• SET EXERCISE:
Extract, from the listing that follows, each line containing the word "nFrequency".

• DATA PROVIDED:
◆ ◆ ◆ ◆

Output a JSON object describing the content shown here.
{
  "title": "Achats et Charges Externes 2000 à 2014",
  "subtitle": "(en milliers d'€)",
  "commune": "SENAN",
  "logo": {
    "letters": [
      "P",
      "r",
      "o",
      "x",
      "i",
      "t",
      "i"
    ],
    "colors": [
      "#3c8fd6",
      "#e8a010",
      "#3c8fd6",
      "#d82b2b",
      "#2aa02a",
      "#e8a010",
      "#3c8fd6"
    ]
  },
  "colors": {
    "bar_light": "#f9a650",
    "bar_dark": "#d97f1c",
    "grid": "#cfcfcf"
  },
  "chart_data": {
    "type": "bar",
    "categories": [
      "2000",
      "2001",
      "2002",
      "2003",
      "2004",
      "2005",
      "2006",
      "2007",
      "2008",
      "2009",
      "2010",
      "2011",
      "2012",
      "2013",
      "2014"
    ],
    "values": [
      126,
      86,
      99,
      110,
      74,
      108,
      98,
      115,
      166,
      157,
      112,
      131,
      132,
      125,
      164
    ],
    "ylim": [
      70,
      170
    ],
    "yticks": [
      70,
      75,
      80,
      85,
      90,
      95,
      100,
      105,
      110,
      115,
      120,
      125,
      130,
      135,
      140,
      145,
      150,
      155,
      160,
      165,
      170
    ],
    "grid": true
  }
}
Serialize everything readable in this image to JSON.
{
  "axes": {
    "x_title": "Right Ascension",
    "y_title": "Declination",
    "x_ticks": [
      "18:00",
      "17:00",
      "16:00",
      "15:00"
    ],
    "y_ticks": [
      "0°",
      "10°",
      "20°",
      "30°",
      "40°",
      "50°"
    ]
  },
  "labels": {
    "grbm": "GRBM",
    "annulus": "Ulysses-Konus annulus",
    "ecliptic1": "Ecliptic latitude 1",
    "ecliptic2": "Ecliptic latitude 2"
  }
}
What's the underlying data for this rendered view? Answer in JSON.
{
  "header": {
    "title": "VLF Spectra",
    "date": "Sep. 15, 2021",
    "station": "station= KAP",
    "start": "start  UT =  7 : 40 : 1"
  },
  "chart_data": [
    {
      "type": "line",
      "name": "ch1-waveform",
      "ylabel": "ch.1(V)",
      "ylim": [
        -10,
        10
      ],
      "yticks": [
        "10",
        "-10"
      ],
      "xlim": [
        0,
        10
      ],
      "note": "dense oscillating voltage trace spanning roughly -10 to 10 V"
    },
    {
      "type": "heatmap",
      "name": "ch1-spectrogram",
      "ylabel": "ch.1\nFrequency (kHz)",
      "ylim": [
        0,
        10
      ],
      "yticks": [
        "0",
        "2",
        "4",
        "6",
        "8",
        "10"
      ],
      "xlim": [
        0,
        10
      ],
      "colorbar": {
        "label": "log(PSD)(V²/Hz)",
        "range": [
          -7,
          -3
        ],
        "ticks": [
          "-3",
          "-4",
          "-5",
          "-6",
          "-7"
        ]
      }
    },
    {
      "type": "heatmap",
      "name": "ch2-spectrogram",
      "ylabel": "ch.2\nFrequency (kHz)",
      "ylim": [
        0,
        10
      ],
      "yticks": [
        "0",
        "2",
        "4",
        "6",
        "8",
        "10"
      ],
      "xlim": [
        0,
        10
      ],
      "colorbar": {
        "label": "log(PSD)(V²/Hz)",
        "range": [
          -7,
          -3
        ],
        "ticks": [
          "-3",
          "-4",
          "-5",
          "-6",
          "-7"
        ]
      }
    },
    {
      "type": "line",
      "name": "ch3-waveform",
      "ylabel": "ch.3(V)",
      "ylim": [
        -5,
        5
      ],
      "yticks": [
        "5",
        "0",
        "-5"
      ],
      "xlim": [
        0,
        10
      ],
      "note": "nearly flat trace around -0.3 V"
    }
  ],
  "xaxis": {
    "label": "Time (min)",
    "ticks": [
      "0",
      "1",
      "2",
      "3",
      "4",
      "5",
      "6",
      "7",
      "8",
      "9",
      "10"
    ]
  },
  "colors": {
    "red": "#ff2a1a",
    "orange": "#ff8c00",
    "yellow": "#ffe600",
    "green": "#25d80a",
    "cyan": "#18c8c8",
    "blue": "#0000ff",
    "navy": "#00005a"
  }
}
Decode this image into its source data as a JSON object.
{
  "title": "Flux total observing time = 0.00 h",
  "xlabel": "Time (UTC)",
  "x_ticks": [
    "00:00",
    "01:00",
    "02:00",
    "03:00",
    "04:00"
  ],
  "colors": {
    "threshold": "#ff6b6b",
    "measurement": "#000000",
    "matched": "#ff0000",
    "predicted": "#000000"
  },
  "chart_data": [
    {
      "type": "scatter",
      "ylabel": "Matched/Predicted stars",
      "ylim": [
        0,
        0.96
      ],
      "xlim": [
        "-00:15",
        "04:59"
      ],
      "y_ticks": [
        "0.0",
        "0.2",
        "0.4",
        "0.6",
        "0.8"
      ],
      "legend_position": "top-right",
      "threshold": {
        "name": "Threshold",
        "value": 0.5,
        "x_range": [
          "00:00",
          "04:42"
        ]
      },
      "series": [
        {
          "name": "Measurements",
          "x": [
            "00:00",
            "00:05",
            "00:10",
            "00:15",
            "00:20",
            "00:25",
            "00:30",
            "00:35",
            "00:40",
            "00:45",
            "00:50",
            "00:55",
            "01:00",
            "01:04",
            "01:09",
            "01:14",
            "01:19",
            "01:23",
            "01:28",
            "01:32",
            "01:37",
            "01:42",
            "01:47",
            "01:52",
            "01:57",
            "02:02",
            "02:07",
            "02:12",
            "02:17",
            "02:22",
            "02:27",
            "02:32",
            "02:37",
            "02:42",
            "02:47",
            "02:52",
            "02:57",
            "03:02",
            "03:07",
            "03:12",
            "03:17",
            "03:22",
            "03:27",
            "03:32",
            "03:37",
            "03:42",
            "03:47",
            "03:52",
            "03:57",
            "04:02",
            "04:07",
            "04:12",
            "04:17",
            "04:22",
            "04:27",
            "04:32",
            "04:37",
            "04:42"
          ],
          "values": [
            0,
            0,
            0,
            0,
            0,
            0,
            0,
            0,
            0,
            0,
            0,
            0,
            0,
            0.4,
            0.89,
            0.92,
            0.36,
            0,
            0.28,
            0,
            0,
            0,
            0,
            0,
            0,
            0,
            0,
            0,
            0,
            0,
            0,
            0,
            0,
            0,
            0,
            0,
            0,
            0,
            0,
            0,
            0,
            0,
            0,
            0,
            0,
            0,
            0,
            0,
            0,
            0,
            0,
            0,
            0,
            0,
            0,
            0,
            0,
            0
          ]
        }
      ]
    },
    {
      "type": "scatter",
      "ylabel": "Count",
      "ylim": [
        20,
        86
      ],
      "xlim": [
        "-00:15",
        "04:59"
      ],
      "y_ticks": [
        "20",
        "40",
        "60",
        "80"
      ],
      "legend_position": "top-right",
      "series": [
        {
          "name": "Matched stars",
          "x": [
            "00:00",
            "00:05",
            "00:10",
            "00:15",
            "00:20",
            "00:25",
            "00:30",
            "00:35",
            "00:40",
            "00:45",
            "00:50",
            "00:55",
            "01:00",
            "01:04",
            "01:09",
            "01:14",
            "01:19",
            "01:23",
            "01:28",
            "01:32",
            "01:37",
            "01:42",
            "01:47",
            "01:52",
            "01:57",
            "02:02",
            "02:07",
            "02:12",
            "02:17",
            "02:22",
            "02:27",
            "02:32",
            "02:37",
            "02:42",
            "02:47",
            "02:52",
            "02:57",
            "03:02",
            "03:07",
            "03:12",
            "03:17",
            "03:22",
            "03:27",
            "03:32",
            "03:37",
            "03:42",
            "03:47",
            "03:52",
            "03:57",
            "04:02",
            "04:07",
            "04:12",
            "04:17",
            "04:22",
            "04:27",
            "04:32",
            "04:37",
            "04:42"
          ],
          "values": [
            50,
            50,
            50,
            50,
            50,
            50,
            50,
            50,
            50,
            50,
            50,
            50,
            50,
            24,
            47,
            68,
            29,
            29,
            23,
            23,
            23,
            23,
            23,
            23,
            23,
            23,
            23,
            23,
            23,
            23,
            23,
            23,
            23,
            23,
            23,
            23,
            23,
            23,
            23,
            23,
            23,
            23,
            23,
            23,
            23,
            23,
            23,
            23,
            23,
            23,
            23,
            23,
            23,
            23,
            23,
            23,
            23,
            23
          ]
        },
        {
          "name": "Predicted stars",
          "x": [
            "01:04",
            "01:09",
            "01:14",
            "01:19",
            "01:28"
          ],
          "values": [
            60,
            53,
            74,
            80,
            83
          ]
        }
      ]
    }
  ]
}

◆ ◆ ◆ ◆

• ANSWER TO THIS EXERCISE:
      "ylabel": "ch.1\nFrequency (kHz)",
      "ylabel": "ch.2\nFrequency (kHz)",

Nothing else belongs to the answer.